**WHAT IS EXPECTED**: Copy exactly the lines from the "Read all visible content and emit it as JSON." line to the end, both included, and nothing else.

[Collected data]
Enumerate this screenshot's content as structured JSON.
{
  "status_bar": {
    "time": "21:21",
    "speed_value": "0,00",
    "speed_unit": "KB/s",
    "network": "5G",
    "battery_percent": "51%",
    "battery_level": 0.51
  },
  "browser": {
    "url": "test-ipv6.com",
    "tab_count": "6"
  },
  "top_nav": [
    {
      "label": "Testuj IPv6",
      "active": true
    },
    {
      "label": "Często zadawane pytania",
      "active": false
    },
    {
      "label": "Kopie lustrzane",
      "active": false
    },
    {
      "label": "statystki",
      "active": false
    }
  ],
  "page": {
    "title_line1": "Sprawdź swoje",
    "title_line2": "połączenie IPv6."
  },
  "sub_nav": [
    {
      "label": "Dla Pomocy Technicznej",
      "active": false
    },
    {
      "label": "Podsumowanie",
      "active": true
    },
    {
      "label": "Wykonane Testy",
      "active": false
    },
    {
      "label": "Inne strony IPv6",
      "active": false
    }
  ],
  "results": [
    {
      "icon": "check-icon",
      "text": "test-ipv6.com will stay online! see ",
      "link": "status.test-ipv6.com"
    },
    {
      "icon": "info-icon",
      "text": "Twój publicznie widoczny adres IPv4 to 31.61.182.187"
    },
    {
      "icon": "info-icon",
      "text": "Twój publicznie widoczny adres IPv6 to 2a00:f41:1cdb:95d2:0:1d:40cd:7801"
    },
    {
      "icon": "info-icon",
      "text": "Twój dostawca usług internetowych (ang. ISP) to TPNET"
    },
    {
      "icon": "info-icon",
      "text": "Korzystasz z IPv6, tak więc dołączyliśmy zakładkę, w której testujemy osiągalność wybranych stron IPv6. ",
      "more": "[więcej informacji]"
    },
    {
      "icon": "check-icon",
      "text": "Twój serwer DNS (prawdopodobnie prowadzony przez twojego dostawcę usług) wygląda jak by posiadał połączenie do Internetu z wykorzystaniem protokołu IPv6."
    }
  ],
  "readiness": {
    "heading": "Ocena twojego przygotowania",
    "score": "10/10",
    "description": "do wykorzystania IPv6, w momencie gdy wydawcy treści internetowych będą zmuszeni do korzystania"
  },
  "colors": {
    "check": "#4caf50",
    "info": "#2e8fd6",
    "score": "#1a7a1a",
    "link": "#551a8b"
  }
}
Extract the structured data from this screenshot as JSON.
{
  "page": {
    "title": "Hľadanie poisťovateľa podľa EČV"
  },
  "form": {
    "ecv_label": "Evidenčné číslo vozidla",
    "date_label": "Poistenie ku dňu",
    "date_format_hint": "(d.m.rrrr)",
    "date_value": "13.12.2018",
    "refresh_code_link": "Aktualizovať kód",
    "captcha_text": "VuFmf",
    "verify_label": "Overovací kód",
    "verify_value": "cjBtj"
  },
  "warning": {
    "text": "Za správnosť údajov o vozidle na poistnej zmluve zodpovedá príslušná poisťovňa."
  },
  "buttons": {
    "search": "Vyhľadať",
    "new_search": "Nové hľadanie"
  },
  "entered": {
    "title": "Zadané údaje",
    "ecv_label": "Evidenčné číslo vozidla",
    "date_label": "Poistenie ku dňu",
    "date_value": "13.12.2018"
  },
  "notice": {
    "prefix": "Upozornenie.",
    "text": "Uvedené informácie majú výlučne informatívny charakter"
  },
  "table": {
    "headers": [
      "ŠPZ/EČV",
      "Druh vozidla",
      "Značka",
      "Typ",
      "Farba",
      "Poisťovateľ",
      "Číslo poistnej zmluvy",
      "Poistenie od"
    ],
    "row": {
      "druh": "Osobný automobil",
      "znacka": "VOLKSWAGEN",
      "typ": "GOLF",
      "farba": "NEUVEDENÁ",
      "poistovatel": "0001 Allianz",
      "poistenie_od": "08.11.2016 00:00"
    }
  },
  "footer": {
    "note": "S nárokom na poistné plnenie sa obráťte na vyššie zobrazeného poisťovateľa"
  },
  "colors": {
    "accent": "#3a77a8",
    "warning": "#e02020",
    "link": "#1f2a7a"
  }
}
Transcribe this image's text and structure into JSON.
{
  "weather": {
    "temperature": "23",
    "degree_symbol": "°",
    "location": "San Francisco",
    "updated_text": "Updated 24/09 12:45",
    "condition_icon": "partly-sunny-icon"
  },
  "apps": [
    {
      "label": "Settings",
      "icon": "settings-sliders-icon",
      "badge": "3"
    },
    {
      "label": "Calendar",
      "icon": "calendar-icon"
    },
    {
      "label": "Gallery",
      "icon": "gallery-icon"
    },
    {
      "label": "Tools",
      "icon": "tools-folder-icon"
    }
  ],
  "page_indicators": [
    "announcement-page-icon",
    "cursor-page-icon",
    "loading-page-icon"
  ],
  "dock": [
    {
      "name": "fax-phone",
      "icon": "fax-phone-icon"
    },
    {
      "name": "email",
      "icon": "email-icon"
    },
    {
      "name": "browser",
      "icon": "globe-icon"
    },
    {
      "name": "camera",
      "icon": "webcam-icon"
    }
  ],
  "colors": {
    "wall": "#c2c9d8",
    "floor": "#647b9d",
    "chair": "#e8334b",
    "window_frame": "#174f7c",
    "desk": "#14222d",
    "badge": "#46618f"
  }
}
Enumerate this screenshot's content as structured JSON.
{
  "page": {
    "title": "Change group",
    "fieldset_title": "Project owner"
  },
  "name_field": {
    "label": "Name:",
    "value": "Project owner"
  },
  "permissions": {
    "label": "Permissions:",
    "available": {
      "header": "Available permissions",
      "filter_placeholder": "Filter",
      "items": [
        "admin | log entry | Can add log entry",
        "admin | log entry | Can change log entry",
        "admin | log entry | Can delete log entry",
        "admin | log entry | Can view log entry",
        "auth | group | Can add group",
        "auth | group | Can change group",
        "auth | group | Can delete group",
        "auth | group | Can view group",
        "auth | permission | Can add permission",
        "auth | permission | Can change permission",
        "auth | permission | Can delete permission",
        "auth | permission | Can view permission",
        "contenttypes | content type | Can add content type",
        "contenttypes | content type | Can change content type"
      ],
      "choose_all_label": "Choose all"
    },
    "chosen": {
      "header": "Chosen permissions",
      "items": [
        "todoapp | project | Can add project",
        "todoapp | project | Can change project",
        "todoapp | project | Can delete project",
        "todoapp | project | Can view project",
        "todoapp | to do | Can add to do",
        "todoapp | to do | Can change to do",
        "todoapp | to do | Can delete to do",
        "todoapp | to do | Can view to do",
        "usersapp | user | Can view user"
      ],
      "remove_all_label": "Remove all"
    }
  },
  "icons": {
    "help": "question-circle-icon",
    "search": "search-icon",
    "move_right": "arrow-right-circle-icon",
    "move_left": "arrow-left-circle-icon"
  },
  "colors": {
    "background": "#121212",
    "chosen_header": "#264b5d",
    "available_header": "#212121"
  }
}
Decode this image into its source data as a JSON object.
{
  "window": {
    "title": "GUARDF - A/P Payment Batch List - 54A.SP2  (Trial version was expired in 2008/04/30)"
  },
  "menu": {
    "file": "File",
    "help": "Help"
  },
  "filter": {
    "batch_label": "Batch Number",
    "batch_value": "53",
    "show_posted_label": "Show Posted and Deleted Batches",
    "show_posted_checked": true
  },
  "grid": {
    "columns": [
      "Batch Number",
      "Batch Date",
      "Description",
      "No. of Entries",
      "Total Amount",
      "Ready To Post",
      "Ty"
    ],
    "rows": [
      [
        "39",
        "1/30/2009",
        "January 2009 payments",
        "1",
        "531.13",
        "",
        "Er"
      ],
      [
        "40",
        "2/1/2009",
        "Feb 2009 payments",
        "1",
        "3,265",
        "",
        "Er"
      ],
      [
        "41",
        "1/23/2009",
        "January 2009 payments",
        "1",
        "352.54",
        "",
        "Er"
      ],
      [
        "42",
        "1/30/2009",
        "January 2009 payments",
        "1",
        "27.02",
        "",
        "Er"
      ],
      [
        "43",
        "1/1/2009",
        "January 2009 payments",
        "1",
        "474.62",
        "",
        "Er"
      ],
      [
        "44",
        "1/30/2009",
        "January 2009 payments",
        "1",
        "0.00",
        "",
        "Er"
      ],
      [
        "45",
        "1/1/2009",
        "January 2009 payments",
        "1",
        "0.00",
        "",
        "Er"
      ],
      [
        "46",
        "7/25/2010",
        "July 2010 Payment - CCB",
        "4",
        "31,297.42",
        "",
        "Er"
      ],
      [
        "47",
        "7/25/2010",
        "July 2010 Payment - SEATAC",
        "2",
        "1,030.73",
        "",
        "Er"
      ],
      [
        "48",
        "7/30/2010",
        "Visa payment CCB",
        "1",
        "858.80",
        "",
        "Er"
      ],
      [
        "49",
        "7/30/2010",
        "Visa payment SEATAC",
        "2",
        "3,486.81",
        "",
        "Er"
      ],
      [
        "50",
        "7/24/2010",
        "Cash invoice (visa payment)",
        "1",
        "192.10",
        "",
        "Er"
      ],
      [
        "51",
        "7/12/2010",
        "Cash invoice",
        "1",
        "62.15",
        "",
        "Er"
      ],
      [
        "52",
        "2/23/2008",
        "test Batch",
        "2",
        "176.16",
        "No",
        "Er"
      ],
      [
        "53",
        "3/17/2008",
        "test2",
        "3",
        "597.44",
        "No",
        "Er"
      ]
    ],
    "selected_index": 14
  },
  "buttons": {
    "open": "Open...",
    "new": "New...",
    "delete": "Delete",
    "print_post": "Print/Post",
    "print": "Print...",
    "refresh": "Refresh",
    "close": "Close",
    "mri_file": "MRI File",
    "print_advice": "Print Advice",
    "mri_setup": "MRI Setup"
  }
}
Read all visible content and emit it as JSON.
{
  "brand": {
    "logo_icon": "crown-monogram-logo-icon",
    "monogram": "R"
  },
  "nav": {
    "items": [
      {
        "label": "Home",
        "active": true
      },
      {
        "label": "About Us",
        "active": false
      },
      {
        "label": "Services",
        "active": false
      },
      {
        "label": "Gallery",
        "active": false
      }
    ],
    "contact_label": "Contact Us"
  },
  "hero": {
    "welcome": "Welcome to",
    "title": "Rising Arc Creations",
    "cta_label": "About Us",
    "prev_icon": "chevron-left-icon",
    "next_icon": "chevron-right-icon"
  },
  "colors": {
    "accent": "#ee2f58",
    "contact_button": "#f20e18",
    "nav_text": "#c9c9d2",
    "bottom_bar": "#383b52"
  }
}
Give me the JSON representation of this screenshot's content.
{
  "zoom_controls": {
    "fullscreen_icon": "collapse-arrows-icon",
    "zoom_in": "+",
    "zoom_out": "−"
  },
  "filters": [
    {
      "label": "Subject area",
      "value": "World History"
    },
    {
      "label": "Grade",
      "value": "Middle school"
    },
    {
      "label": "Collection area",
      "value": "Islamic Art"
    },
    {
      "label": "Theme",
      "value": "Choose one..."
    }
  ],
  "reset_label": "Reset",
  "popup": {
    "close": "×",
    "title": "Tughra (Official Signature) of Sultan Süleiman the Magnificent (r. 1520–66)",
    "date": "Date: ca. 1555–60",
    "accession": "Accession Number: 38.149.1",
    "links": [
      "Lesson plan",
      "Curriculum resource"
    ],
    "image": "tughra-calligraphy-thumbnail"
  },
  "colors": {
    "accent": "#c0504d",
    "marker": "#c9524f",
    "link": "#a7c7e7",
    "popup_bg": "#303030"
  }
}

**EXERCISE RESULT**:
Read all visible content and emit it as JSON.
{
  "brand": {
    "logo_icon": "crown-monogram-logo-icon",
    "monogram": "R"
  },
  "nav": {
    "items": [
      {
        "label": "Home",
        "active": true
      },
      {
        "label": "About Us",
        "active": false
      },
      {
        "label": "Services",
        "active": false
      },
      {
        "label": "Gallery",
        "active": false
      }
    ],
    "contact_label": "Contact Us"
  },
  "hero": {
    "welcome": "Welcome to",
    "title": "Rising Arc Creations",
    "cta_label": "About Us",
    "prev_icon": "chevron-left-icon",
    "next_icon": "chevron-right-icon"
  },
  "colors": {
    "accent": "#ee2f58",
    "contact_button": "#f20e18",
    "nav_text": "#c9c9d2",
    "bottom_bar": "#383b52"
  }
}
Give me the JSON representation of this screenshot's content.
{
  "zoom_controls": {
    "fullscreen_icon": "collapse-arrows-icon",
    "zoom_in": "+",
    "zoom_out": "−"
  },
  "filters": [
    {
      "label": "Subject area",
      "value": "World History"
    },
    {
      "label": "Grade",
      "value": "Middle school"
    },
    {
      "label": "Collection area",
      "value": "Islamic Art"
    },
    {
      "label": "Theme",
      "value": "Choose one..."
    }
  ],
  "reset_label": "Reset",
  "popup": {
    "close": "×",
    "title": "Tughra (Official Signature) of Sultan Süleiman the Magnificent (r. 1520–66)",
    "date": "Date: ca. 1555–60",
    "accession": "Accession Number: 38.149.1",
    "links": [
      "Lesson plan",
      "Curriculum resource"
    ],
    "image": "tughra-calligraphy-thumbnail"
  },
  "colors": {
    "accent": "#c0504d",
    "marker": "#c9524f",
    "link": "#a7c7e7",
    "popup_bg": "#303030"
  }
}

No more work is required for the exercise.